[Stored entries]

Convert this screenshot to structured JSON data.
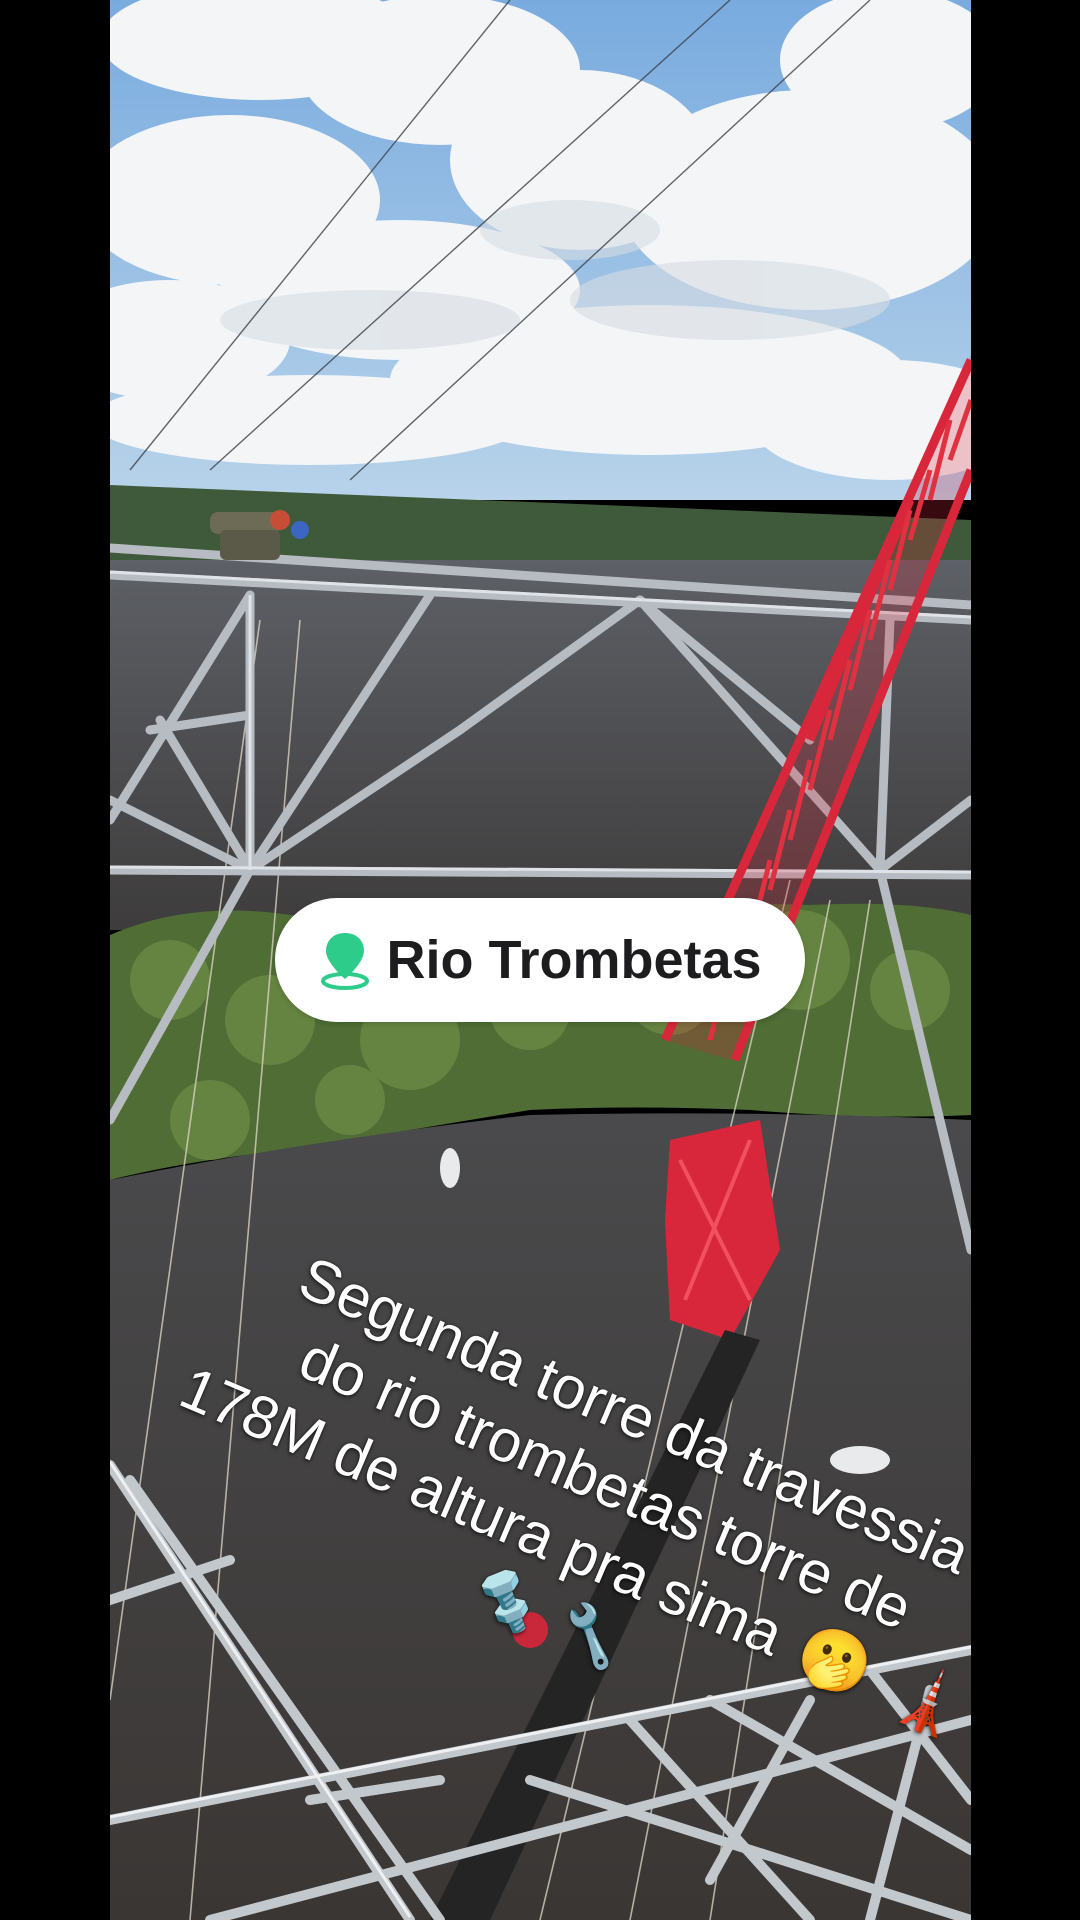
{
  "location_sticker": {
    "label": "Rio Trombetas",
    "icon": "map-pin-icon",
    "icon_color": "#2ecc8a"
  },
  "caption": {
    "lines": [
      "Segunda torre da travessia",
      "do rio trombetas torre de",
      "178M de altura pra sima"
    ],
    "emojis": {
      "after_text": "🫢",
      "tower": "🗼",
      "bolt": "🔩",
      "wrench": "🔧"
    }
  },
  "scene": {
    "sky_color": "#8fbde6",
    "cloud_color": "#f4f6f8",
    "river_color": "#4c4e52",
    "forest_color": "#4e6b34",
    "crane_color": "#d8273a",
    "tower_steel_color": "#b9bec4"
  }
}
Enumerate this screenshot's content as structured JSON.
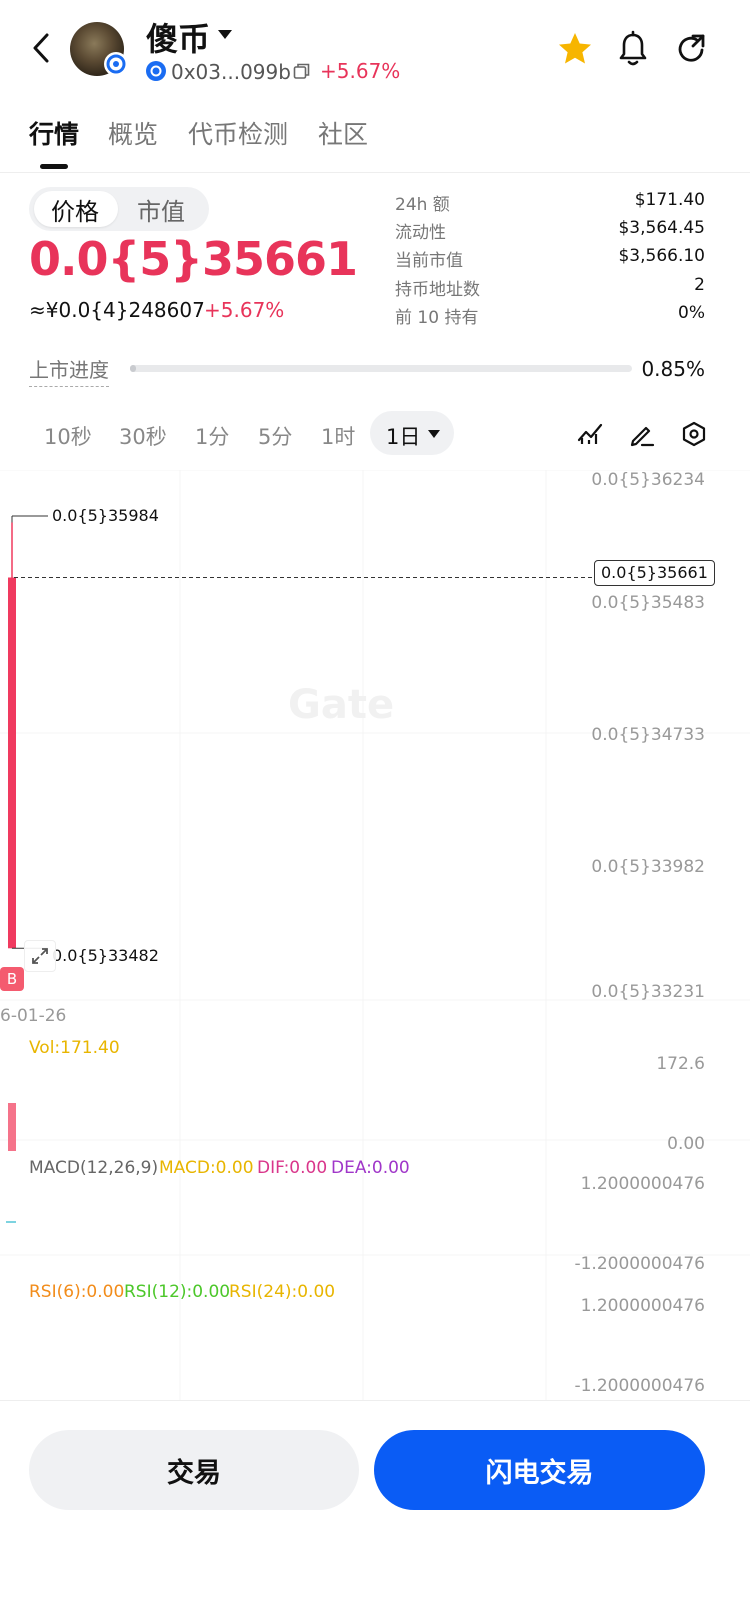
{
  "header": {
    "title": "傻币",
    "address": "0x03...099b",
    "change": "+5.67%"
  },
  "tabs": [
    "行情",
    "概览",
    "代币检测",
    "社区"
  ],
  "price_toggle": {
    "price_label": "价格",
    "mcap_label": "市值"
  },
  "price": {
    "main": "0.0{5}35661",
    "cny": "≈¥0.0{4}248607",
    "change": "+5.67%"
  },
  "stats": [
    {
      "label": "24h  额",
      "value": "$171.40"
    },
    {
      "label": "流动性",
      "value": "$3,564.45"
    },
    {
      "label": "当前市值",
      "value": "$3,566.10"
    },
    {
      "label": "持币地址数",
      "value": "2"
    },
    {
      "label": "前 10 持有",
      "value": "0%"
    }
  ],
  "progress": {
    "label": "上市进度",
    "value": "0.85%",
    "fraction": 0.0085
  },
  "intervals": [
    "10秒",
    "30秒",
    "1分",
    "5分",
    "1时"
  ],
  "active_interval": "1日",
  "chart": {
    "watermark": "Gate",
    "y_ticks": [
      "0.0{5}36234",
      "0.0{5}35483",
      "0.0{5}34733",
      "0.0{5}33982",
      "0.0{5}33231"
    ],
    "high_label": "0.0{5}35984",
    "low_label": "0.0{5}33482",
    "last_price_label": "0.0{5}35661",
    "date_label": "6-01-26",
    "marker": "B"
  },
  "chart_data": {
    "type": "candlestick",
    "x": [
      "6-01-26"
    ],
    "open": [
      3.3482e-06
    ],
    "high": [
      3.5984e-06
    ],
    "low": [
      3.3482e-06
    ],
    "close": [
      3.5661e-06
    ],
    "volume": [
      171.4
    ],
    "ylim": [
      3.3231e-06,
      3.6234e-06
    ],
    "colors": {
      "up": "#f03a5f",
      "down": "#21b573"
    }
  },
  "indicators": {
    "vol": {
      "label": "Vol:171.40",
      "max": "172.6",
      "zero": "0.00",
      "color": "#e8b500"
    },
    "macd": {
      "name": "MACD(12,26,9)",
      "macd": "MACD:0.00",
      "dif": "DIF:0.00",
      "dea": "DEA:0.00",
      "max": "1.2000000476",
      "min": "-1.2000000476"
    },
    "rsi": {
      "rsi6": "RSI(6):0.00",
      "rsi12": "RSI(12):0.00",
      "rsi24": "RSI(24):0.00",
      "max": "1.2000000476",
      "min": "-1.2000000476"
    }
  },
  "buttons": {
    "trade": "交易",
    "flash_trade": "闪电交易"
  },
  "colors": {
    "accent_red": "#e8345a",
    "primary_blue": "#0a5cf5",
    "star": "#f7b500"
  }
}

* **Given problem**
Give the number of lines above in which the word "torre" occurs, with nothing else.

* **Right answer**
2